-- start Dataset entries --

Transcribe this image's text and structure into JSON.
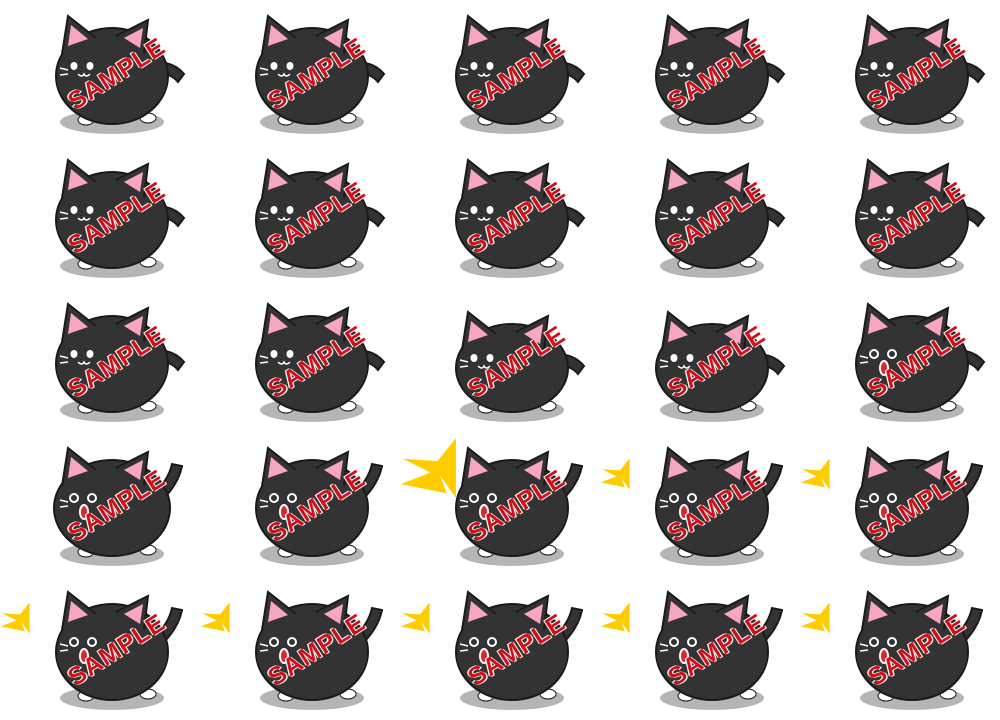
{
  "sprite_sheet": {
    "watermark_text": "SAMPLE",
    "colors": {
      "background": "#ffffff",
      "body": "#333333",
      "outline": "#1a1a1a",
      "ear_inner": "#f7a8c0",
      "eye": "#ffffff",
      "shadow": "#b5b5b5",
      "paw": "#ffffff",
      "mouth": "#d92a2a",
      "shout_burst": "#ffcc00",
      "watermark": "#d0111b"
    },
    "frames": [
      {
        "pose": "idle",
        "shout": "none"
      },
      {
        "pose": "idle",
        "shout": "none"
      },
      {
        "pose": "idle",
        "shout": "none"
      },
      {
        "pose": "idle",
        "shout": "none"
      },
      {
        "pose": "idle",
        "shout": "none"
      },
      {
        "pose": "idle",
        "shout": "none"
      },
      {
        "pose": "idle",
        "shout": "none"
      },
      {
        "pose": "idle",
        "shout": "none"
      },
      {
        "pose": "idle",
        "shout": "none"
      },
      {
        "pose": "idle",
        "shout": "none"
      },
      {
        "pose": "idle",
        "shout": "none"
      },
      {
        "pose": "idle",
        "shout": "none"
      },
      {
        "pose": "crouch",
        "shout": "none"
      },
      {
        "pose": "crouch",
        "shout": "none"
      },
      {
        "pose": "surprised",
        "shout": "none"
      },
      {
        "pose": "meow-big",
        "shout": "none"
      },
      {
        "pose": "meow",
        "shout": "none"
      },
      {
        "pose": "meow",
        "shout": "large"
      },
      {
        "pose": "meow",
        "shout": "small"
      },
      {
        "pose": "meow",
        "shout": "small"
      },
      {
        "pose": "meow",
        "shout": "small"
      },
      {
        "pose": "meow",
        "shout": "small"
      },
      {
        "pose": "meow",
        "shout": "small"
      },
      {
        "pose": "meow",
        "shout": "small"
      },
      {
        "pose": "meow",
        "shout": "small"
      }
    ]
  }
}
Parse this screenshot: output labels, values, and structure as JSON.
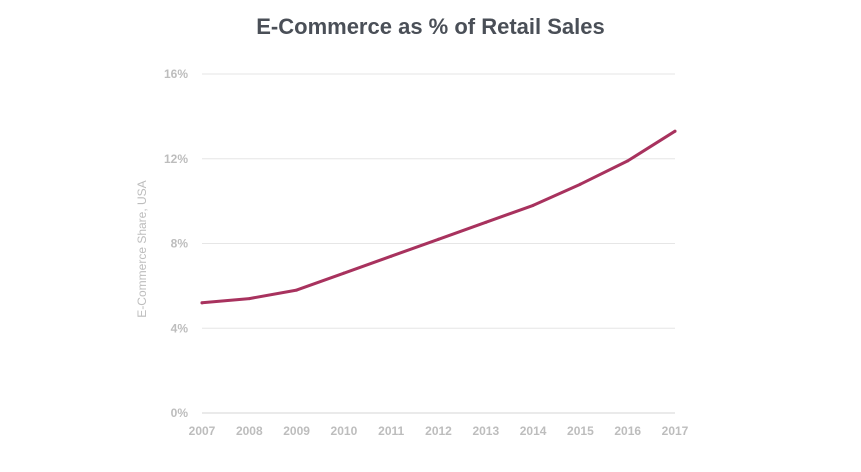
{
  "chart_data": {
    "type": "line",
    "title": "E-Commerce as % of Retail Sales",
    "xlabel": "",
    "ylabel": "E-Commerce Share, USA",
    "x": [
      2007,
      2008,
      2009,
      2010,
      2011,
      2012,
      2013,
      2014,
      2015,
      2016,
      2017
    ],
    "x_tick_labels": [
      "2007",
      "2008",
      "2009",
      "2010",
      "2011",
      "2012",
      "2013",
      "2014",
      "2015",
      "2016",
      "2017"
    ],
    "y_ticks": [
      0,
      4,
      8,
      12,
      16
    ],
    "y_tick_labels": [
      "0%",
      "4%",
      "8%",
      "12%",
      "16%"
    ],
    "ylim": [
      0,
      16
    ],
    "grid": true,
    "legend": "none",
    "series": [
      {
        "color": "#a8325e",
        "values": [
          5.2,
          5.4,
          5.8,
          6.6,
          7.4,
          8.2,
          9.0,
          9.8,
          10.8,
          11.9,
          13.3
        ]
      }
    ]
  }
}
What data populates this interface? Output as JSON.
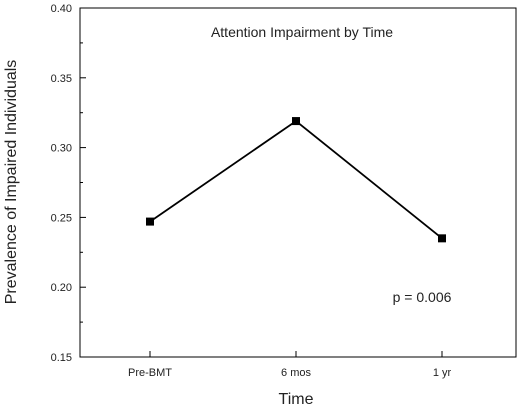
{
  "chart_data": {
    "type": "line",
    "title": "Attention Impairment by Time",
    "xlabel": "Time",
    "ylabel": "Prevalence of Impaired Individuals",
    "categories": [
      "Pre-BMT",
      "6 mos",
      "1 yr"
    ],
    "series": [
      {
        "values": [
          0.247,
          0.319,
          0.235
        ]
      }
    ],
    "ylim": [
      0.15,
      0.4
    ],
    "yticks": [
      0.15,
      0.2,
      0.25,
      0.3,
      0.35,
      0.4
    ],
    "ytick_labels": [
      "0.15",
      "0.20",
      "0.25",
      "0.30",
      "0.35",
      "0.40"
    ],
    "grid": false,
    "annotation": "p = 0.006",
    "colors": {
      "line": "#000000",
      "marker": "#000000",
      "axis": "#000000"
    }
  }
}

-- end Dataset entries --

What is being asked:
Only the number is wanted: how many lines above include the word "structure"?

Task output:
2